Given request
Gather up the lines that contain "Part".

Entries
— START —

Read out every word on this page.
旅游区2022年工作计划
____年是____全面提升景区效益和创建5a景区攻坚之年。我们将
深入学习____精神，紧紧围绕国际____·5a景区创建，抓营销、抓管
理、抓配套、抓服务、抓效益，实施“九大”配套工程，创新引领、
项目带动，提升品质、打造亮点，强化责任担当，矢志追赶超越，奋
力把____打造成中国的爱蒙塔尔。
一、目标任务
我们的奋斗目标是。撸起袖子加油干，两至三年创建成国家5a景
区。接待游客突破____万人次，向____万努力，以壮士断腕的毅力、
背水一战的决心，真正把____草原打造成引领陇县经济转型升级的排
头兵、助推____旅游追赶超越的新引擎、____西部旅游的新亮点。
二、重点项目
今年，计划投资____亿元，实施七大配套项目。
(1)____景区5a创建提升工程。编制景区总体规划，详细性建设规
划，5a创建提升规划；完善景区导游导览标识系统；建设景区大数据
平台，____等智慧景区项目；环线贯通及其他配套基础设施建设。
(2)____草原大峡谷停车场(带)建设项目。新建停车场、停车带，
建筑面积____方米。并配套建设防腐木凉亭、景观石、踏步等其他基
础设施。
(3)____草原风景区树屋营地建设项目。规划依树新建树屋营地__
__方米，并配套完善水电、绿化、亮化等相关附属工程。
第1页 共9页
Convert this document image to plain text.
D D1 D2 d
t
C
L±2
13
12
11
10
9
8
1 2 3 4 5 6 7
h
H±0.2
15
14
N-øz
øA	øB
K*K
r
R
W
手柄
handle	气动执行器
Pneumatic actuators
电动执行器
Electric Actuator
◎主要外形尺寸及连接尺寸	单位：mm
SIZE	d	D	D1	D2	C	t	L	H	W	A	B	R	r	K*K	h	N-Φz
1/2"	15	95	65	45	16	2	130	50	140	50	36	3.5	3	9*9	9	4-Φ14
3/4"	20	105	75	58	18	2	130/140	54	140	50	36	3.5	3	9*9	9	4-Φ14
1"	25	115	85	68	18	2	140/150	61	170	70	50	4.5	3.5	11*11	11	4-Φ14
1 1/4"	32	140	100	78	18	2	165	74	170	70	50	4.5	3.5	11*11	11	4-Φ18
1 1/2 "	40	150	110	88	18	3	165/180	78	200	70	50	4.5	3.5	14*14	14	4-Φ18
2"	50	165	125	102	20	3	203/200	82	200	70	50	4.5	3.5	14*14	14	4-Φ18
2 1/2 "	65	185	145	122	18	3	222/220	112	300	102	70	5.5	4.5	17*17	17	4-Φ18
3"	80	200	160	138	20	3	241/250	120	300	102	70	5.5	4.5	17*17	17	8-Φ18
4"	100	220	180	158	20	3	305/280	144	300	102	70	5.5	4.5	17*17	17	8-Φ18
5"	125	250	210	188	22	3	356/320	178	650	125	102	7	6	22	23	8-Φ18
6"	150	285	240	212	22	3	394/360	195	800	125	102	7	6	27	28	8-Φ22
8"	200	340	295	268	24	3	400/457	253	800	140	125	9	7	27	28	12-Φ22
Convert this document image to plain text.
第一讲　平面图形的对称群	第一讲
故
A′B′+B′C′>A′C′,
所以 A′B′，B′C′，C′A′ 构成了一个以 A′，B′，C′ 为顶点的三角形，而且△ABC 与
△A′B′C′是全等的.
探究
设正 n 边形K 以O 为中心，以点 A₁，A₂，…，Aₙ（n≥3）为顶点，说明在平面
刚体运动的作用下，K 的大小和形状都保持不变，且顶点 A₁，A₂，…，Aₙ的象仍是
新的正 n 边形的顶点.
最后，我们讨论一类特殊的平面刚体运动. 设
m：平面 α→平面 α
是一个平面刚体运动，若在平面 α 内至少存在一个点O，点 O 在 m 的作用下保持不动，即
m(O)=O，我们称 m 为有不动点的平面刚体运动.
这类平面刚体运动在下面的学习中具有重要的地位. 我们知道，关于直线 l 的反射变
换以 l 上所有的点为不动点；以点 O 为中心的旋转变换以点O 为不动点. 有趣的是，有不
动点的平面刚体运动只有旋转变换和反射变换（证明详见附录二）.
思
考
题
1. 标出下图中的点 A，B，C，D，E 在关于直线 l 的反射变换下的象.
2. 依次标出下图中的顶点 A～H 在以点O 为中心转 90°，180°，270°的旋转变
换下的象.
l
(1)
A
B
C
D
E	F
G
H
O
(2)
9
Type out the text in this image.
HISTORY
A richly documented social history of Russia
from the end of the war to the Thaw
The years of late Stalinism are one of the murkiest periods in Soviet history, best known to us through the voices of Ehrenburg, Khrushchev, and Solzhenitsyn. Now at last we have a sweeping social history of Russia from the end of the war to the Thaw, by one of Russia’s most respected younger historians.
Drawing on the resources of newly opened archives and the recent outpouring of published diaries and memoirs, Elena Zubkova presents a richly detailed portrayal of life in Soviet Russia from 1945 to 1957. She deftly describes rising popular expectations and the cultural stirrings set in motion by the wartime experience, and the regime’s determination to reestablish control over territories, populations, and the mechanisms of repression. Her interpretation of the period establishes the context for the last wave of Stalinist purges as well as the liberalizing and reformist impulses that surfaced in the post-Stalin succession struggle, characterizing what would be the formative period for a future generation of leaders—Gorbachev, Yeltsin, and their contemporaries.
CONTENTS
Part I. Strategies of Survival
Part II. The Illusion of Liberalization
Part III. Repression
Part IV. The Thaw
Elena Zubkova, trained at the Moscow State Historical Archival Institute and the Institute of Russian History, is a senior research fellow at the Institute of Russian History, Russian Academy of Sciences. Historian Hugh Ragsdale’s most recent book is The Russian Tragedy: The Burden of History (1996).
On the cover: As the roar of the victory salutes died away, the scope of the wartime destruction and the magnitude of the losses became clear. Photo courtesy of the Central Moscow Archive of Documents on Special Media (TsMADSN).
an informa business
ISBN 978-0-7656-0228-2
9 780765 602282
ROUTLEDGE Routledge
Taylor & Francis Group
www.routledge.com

— END —

Exercise result
Part I. Strategies of Survival
Part II. The Illusion of Liberalization
Part III. Repression
Part IV. The Thaw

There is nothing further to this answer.